All of the records below need to be returned exactly.

::: Data section

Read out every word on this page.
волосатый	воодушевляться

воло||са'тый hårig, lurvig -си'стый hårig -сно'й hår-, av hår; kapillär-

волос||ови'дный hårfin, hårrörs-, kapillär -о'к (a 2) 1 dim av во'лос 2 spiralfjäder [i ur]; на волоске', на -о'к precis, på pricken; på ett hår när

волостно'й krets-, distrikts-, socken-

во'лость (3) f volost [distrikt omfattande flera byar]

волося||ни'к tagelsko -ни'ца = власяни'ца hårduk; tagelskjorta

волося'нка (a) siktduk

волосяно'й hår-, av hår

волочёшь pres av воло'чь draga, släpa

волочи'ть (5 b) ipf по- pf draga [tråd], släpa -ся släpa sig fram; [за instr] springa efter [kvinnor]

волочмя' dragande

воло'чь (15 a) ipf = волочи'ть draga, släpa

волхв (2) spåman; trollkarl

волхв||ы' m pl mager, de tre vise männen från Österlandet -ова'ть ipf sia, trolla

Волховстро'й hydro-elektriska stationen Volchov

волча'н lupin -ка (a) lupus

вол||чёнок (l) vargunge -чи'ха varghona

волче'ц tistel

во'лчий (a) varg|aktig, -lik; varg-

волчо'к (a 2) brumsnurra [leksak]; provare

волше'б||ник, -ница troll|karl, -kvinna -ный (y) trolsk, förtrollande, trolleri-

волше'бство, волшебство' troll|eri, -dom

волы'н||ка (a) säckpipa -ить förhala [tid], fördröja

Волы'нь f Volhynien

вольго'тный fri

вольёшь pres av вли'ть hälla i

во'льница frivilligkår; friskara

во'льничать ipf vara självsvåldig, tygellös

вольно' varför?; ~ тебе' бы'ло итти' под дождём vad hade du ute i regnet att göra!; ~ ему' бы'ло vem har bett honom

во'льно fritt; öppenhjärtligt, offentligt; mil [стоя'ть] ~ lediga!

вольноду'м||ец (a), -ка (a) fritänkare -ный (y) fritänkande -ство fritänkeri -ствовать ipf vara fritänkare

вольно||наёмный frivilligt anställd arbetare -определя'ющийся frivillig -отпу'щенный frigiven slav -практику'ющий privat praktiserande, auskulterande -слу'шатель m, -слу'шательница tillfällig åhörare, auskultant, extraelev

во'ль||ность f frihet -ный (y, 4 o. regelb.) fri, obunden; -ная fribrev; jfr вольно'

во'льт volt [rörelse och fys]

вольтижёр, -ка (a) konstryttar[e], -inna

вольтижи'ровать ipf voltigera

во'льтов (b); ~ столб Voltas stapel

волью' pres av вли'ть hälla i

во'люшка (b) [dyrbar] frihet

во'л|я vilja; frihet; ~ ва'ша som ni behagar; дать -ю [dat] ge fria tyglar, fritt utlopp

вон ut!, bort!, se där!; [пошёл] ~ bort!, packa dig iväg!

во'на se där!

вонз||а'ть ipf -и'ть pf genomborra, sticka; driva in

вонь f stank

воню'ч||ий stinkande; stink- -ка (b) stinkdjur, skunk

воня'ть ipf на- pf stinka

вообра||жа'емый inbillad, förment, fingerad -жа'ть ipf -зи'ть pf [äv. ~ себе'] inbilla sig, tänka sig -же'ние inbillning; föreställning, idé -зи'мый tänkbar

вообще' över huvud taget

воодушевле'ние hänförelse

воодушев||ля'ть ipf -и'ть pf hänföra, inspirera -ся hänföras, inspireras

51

::::::

## Exercise output:
Read out every word on this page.
волосатый	воодушевляться

воло||са'тый hårig, lurvig -си'стый hårig -сно'й hår-, av hår; kapillär-

волос||ови'дный hårfin, hårrörs-, kapillär -о'к (a 2) 1 dim av во'лос 2 spiralfjäder [i ur]; на волоске', на -о'к precis, på pricken; på ett hår när

волостно'й krets-, distrikts-, socken-

во'лость (3) f volost [distrikt omfattande flera byar]

волося||ни'к tagelsko -ни'ца = власяни'ца hårduk; tagelskjorta

волося'нка (a) siktduk

волосяно'й hår-, av hår

волочёшь pres av воло'чь draga, släpa

волочи'ть (5 b) ipf по- pf draga [tråd], släpa -ся släpa sig fram; [за instr] springa efter [kvinnor]

волочмя' dragande

воло'чь (15 a) ipf = волочи'ть draga, släpa

волхв (2) spåman; trollkarl

волхв||ы' m pl mager, de tre vise männen från Österlandet -ова'ть ipf sia, trolla

Волховстро'й hydro-elektriska stationen Volchov

волча'н lupin -ка (a) lupus

вол||чёнок (l) vargunge -чи'ха varghona

волче'ц tistel

во'лчий (a) varg|aktig, -lik; varg-

волчо'к (a 2) brumsnurra [leksak]; provare

волше'б||ник, -ница troll|karl, -kvinna -ный (y) trolsk, förtrollande, trolleri-

волше'бство, волшебство' troll|eri, -dom

волы'н||ка (a) säckpipa -ить förhala [tid], fördröja

Волы'нь f Volhynien

вольго'тный fri

вольёшь pres av вли'ть hälla i

во'льница frivilligkår; friskara

во'льничать ipf vara självsvåldig, tygellös

вольно' varför?; ~ тебе' бы'ло итти' под дождём vad hade du ute i regnet att göra!; ~ ему' бы'ло vem har bett honom

во'льно fritt; öppenhjärtligt, offentligt; mil [стоя'ть] ~ lediga!

вольноду'м||ец (a), -ка (a) fritänkare -ный (y) fritänkande -ство fritänkeri -ствовать ipf vara fritänkare

вольно||наёмный frivilligt anställd arbetare -определя'ющийся frivillig -отпу'щенный frigiven slav -практику'ющий privat praktiserande, auskulterande -слу'шатель m, -слу'шательница tillfällig åhörare, auskultant, extraelev

во'ль||ность f frihet -ный (y, 4 o. regelb.) fri, obunden; -ная fribrev; jfr вольно'

во'льт volt [rörelse och fys]

вольтижёр, -ка (a) konstryttar[e], -inna

вольтижи'ровать ipf voltigera

во'льтов (b); ~ столб Voltas stapel

волью' pres av вли'ть hälla i

во'люшка (b) [dyrbar] frihet

во'л|я vilja; frihet; ~ ва'ша som ni behagar; дать -ю [dat] ge fria tyglar, fritt utlopp

вон ut!, bort!, se där!; [пошёл] ~ bort!, packa dig iväg!

во'на se där!

вонз||а'ть ipf -и'ть pf genomborra, sticka; driva in

вонь f stank

воню'ч||ий stinkande; stink- -ка (b) stinkdjur, skunk

воня'ть ipf на- pf stinka

вообра||жа'емый inbillad, förment, fingerad -жа'ть ipf -зи'ть pf [äv. ~ себе'] inbilla sig, tänka sig -же'ние inbillning; föreställning, idé -зи'мый tänkbar

вообще' över huvud taget

воодушевле'ние hänförelse

воодушев||ля'ть ipf -и'ть pf hänföra, inspirera -ся hänföras, inspireras

51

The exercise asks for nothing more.